§ Task description
What you return should match every record exactly, with the images removed.

§ Data excerpts
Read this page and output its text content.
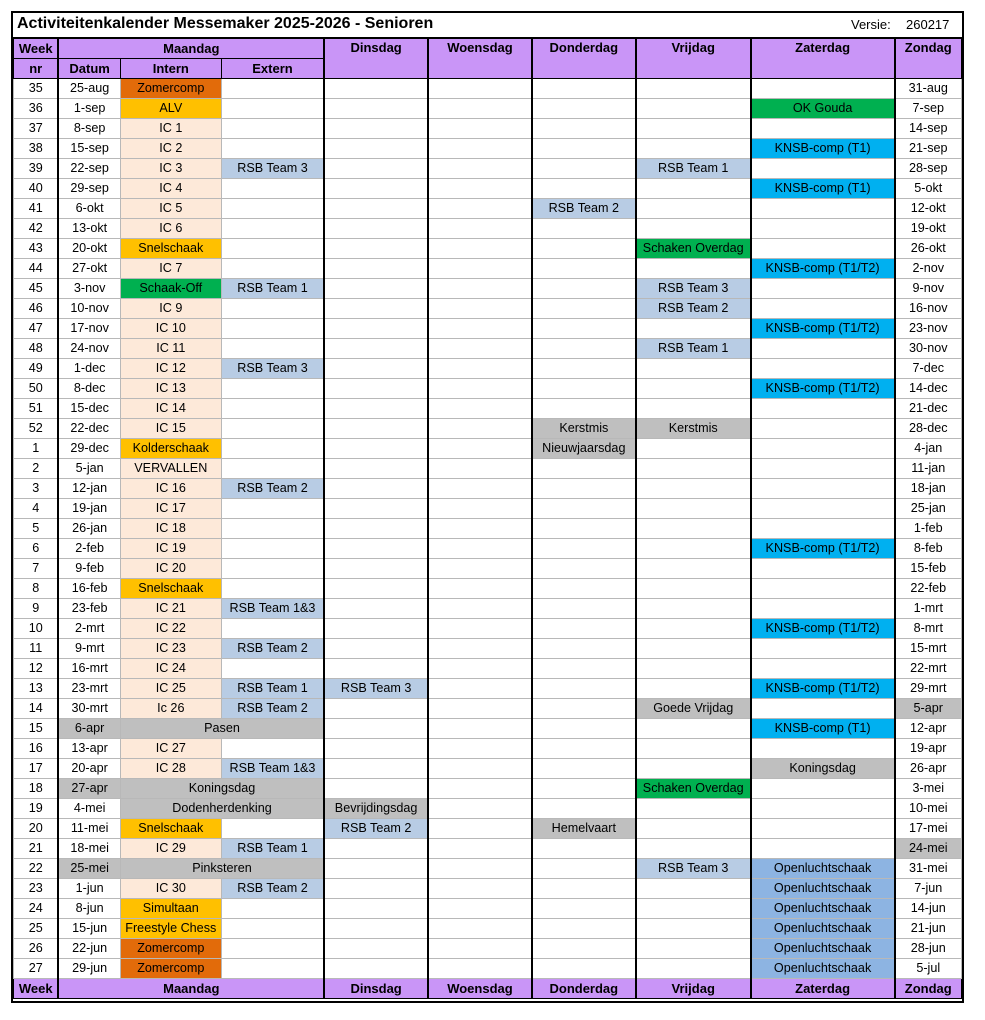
Activiteitenkalender Messemaker 2025-2026 - Senioren	Versie: 260217
Week	Maandag			Dinsdag	Woensdag	Donderdag	Vrijdag	Zaterdag	Zondag
nr	Datum	Intern	Extern						
35	25-aug	Zomercomp							31-aug
36	1-sep	ALV						OK Gouda	7-sep
37	8-sep	IC 1							14-sep
38	15-sep	IC 2						KNSB-comp (T1)	21-sep
39	22-sep	IC 3	RSB Team 3				RSB Team 1		28-sep
40	29-sep	IC 4						KNSB-comp (T1)	5-okt
41	6-okt	IC 5				RSB Team 2			12-okt
42	13-okt	IC 6							19-okt
43	20-okt	Snelschaak					Schaken Overdag		26-okt
44	27-okt	IC 7						KNSB-comp (T1/T2)	2-nov
45	3-nov	Schaak-Off	RSB Team 1				RSB Team 3		9-nov
46	10-nov	IC 9					RSB Team 2		16-nov
47	17-nov	IC 10						KNSB-comp (T1/T2)	23-nov
48	24-nov	IC 11					RSB Team 1		30-nov
49	1-dec	IC 12	RSB Team 3						7-dec
50	8-dec	IC 13						KNSB-comp (T1/T2)	14-dec
51	15-dec	IC 14							21-dec
52	22-dec	IC 15				Kerstmis	Kerstmis		28-dec
1	29-dec	Kolderschaak				Nieuwjaarsdag			4-jan
2	5-jan	VERVALLEN							11-jan
3	12-jan	IC 16	RSB Team 2						18-jan
4	19-jan	IC 17							25-jan
5	26-jan	IC 18							1-feb
6	2-feb	IC 19						KNSB-comp (T1/T2)	8-feb
7	9-feb	IC 20							15-feb
8	16-feb	Snelschaak							22-feb
9	23-feb	IC 21	RSB Team 1&3						1-mrt
10	2-mrt	IC 22						KNSB-comp (T1/T2)	8-mrt
11	9-mrt	IC 23	RSB Team 2						15-mrt
12	16-mrt	IC 24							22-mrt
13	23-mrt	IC 25	RSB Team 1	RSB Team 3				KNSB-comp (T1/T2)	29-mrt
14	30-mrt	Ic 26	RSB Team 2				Goede Vrijdag		5-apr
15	6-apr	Pasen						KNSB-comp (T1)	12-apr
16	13-apr	IC 27							19-apr
17	20-apr	IC 28	RSB Team 1&3					Koningsdag	26-apr
18	27-apr	Koningsdag					Schaken Overdag		3-mei
19	4-mei	Dodenherdenking		Bevrijdingsdag					10-mei
20	11-mei	Snelschaak		RSB Team 2		Hemelvaart			17-mei
21	18-mei	IC 29	RSB Team 1						24-mei
22	25-mei	Pinksteren					RSB Team 3	Openluchtschaak	31-mei
23	1-jun	IC 30	RSB Team 2					Openluchtschaak	7-jun
24	8-jun	Simultaan						Openluchtschaak	14-jun
25	15-jun	Freestyle Chess						Openluchtschaak	21-jun
26	22-jun	Zomercomp						Openluchtschaak	28-jun
27	29-jun	Zomercomp						Openluchtschaak	5-jul
Week	Maandag			Dinsdag	Woensdag	Donderdag	Vrijdag	Zaterdag	Zondag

§ Exercise output
Read this page and output its text content.
Activiteitenkalender Messemaker 2025-2026 - Senioren	Versie: 260217
Week	Maandag			Dinsdag	Woensdag	Donderdag	Vrijdag	Zaterdag	Zondag
nr	Datum	Intern	Extern						
35	25-aug	Zomercomp							31-aug
36	1-sep	ALV						OK Gouda	7-sep
37	8-sep	IC 1							14-sep
38	15-sep	IC 2						KNSB-comp (T1)	21-sep
39	22-sep	IC 3	RSB Team 3				RSB Team 1		28-sep
40	29-sep	IC 4						KNSB-comp (T1)	5-okt
41	6-okt	IC 5				RSB Team 2			12-okt
42	13-okt	IC 6							19-okt
43	20-okt	Snelschaak					Schaken Overdag		26-okt
44	27-okt	IC 7						KNSB-comp (T1/T2)	2-nov
45	3-nov	Schaak-Off	RSB Team 1				RSB Team 3		9-nov
46	10-nov	IC 9					RSB Team 2		16-nov
47	17-nov	IC 10						KNSB-comp (T1/T2)	23-nov
48	24-nov	IC 11					RSB Team 1		30-nov
49	1-dec	IC 12	RSB Team 3						7-dec
50	8-dec	IC 13						KNSB-comp (T1/T2)	14-dec
51	15-dec	IC 14							21-dec
52	22-dec	IC 15				Kerstmis	Kerstmis		28-dec
1	29-dec	Kolderschaak				Nieuwjaarsdag			4-jan
2	5-jan	VERVALLEN							11-jan
3	12-jan	IC 16	RSB Team 2						18-jan
4	19-jan	IC 17							25-jan
5	26-jan	IC 18							1-feb
6	2-feb	IC 19						KNSB-comp (T1/T2)	8-feb
7	9-feb	IC 20							15-feb
8	16-feb	Snelschaak							22-feb
9	23-feb	IC 21	RSB Team 1&3						1-mrt
10	2-mrt	IC 22						KNSB-comp (T1/T2)	8-mrt
11	9-mrt	IC 23	RSB Team 2						15-mrt
12	16-mrt	IC 24							22-mrt
13	23-mrt	IC 25	RSB Team 1	RSB Team 3				KNSB-comp (T1/T2)	29-mrt
14	30-mrt	Ic 26	RSB Team 2				Goede Vrijdag		5-apr
15	6-apr	Pasen						KNSB-comp (T1)	12-apr
16	13-apr	IC 27							19-apr
17	20-apr	IC 28	RSB Team 1&3					Koningsdag	26-apr
18	27-apr	Koningsdag					Schaken Overdag		3-mei
19	4-mei	Dodenherdenking		Bevrijdingsdag					10-mei
20	11-mei	Snelschaak		RSB Team 2		Hemelvaart			17-mei
21	18-mei	IC 29	RSB Team 1						24-mei
22	25-mei	Pinksteren					RSB Team 3	Openluchtschaak	31-mei
23	1-jun	IC 30	RSB Team 2					Openluchtschaak	7-jun
24	8-jun	Simultaan						Openluchtschaak	14-jun
25	15-jun	Freestyle Chess						Openluchtschaak	21-jun
26	22-jun	Zomercomp						Openluchtschaak	28-jun
27	29-jun	Zomercomp						Openluchtschaak	5-jul
Week	Maandag			Dinsdag	Woensdag	Donderdag	Vrijdag	Zaterdag	Zondag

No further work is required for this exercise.